*EXERCISE PROMPT*
Please list all lines of the material below in which the string "puinhopen" occurs.

*EXTRACTED RECORDS*
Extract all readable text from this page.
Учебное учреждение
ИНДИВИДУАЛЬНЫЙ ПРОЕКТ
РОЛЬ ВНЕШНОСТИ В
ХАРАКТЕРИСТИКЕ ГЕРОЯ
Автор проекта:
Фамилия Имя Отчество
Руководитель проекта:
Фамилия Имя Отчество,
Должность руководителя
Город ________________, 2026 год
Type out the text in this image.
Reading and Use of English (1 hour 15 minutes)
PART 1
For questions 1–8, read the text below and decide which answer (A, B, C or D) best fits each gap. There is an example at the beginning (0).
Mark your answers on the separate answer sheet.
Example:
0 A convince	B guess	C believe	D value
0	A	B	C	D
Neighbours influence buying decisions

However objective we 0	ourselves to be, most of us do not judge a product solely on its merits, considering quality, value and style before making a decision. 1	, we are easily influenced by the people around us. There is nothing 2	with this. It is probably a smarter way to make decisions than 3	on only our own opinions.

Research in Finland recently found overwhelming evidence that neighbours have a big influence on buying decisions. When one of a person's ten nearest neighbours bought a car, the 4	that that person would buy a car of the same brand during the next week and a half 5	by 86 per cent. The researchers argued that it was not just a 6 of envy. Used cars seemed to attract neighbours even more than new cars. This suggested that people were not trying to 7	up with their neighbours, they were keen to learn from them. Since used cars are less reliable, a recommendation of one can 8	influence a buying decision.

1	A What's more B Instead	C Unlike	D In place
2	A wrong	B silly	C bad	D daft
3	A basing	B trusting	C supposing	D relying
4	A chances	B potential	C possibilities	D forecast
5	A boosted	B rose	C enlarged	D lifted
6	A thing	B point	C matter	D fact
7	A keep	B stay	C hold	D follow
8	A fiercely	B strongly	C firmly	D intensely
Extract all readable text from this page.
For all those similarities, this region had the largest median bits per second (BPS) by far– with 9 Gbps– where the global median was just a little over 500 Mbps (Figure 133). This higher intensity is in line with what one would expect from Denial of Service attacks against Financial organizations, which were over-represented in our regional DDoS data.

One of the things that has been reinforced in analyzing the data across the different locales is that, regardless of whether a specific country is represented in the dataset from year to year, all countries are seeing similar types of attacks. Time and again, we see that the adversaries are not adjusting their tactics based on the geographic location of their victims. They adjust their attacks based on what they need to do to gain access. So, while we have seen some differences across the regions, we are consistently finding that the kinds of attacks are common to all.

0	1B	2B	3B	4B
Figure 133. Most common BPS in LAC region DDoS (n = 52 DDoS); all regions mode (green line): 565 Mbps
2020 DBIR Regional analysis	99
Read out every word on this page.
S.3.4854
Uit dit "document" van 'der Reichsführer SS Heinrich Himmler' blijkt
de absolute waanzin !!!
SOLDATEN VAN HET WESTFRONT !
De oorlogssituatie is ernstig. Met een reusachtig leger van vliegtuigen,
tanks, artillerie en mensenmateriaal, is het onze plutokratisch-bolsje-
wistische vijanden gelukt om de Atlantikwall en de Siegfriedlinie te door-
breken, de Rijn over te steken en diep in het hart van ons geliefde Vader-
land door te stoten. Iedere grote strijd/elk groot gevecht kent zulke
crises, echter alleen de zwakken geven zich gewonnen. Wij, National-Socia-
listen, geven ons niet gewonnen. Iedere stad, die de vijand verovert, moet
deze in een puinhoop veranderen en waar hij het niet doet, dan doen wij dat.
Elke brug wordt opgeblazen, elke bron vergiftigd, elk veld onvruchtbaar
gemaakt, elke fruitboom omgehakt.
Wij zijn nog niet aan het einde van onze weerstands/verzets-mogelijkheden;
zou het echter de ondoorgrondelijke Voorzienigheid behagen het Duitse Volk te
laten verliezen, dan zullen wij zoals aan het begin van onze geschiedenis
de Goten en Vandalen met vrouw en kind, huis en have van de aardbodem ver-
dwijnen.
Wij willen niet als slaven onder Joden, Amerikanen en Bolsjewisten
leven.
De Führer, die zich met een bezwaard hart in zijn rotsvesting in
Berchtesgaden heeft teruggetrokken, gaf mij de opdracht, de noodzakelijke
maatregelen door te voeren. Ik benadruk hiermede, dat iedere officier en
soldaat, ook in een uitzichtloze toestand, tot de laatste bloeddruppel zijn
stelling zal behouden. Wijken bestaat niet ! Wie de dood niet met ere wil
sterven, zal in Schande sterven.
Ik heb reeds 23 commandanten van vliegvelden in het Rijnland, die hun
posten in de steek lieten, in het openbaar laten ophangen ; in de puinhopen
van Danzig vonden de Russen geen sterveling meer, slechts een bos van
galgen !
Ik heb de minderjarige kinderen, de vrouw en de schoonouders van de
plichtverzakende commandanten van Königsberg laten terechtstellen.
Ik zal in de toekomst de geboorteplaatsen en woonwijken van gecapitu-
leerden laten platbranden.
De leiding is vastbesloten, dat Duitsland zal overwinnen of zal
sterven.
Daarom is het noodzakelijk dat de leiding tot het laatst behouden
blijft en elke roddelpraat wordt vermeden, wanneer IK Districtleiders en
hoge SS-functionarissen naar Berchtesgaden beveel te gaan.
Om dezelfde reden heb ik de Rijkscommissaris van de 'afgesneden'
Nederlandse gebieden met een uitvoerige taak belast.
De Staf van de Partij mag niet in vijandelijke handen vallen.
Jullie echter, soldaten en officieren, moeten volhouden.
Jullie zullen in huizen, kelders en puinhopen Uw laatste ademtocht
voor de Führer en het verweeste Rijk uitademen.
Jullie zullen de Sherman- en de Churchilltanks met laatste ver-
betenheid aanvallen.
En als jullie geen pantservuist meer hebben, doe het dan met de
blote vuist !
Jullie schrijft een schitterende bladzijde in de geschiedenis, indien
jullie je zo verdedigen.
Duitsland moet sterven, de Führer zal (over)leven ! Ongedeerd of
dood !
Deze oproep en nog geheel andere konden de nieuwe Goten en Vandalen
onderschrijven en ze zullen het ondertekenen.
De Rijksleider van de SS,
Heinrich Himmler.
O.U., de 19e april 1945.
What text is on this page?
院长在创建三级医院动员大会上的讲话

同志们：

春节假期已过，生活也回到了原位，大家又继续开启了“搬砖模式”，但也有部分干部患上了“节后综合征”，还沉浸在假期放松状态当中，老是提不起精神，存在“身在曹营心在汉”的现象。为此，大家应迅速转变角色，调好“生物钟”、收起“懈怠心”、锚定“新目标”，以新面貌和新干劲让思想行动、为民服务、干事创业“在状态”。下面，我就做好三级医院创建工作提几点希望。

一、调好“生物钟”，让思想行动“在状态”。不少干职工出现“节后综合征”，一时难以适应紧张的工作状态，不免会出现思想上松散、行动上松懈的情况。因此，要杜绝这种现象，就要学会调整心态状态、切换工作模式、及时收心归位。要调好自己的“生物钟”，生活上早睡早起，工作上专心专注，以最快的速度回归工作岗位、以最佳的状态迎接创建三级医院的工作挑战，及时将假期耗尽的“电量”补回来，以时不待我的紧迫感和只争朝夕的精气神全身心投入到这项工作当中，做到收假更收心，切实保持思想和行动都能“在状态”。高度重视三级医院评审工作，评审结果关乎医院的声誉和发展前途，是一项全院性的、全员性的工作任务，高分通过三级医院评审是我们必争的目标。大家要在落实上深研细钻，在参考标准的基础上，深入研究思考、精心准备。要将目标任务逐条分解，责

*SOLUTION*
posten in de steek lieten, in het openbaar laten ophangen ; in de puinhopen
Jullie zullen in huizen, kelders en puinhopen Uw laatste ademtocht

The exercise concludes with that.